Using the records that follow, copy every line containing the word "name".

(Rows from a figure dataset)
--------
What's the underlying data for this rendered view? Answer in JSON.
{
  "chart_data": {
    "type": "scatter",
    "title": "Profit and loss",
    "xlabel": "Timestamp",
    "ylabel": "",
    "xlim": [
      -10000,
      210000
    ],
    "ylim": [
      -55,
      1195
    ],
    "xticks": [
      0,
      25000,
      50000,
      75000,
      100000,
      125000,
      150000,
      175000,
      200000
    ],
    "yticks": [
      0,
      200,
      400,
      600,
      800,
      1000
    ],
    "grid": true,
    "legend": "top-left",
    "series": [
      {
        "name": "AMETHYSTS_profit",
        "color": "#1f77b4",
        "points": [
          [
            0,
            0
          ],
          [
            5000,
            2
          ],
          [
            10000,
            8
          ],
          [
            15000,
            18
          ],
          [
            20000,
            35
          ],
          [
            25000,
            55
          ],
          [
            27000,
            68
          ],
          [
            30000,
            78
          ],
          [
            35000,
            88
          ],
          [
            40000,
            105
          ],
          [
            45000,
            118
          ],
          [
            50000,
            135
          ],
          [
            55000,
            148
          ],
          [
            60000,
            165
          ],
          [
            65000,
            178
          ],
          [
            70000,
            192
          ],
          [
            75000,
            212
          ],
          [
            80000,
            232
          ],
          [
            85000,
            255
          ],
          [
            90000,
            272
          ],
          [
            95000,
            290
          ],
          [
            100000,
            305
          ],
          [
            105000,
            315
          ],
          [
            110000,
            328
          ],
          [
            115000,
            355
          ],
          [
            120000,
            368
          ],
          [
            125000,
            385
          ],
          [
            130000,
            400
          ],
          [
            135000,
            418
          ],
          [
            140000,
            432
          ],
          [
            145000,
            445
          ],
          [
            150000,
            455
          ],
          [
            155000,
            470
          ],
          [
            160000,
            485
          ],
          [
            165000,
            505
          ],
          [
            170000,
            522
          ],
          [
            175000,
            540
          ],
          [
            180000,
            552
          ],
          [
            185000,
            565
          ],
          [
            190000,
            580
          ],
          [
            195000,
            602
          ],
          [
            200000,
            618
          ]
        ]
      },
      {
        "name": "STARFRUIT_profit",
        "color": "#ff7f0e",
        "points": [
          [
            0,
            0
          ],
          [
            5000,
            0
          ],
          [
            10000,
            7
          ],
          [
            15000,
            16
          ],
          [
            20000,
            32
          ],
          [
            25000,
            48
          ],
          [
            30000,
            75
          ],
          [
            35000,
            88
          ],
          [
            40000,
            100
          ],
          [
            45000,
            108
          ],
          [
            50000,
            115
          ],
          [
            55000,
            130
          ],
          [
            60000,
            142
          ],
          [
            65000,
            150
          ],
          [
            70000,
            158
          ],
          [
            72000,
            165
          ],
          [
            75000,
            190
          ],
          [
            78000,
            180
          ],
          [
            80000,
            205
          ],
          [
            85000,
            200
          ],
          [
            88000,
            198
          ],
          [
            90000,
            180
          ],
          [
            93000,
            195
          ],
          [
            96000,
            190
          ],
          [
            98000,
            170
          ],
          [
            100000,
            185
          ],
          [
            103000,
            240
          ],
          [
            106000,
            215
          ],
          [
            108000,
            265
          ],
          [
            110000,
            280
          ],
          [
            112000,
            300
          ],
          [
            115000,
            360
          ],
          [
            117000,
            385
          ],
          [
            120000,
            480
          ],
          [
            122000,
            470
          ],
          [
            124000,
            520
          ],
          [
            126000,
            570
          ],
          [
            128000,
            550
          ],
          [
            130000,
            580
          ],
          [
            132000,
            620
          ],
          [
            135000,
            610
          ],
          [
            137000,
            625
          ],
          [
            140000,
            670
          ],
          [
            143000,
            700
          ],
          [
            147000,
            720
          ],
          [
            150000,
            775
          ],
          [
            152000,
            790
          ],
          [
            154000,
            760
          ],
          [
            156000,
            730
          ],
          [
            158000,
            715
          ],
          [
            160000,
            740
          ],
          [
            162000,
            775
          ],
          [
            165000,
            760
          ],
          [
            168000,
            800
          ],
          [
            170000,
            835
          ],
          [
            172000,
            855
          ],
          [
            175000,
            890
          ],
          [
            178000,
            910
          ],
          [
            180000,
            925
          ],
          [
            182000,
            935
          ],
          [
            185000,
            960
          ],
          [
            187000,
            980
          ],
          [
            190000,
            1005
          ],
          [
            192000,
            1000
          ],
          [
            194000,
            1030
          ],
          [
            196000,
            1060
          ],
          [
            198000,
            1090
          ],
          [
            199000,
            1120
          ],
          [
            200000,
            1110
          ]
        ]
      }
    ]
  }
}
--------
> FULL RESPONSE
        "name": "AMETHYSTS_profit",
        "name": "STARFRUIT_profit",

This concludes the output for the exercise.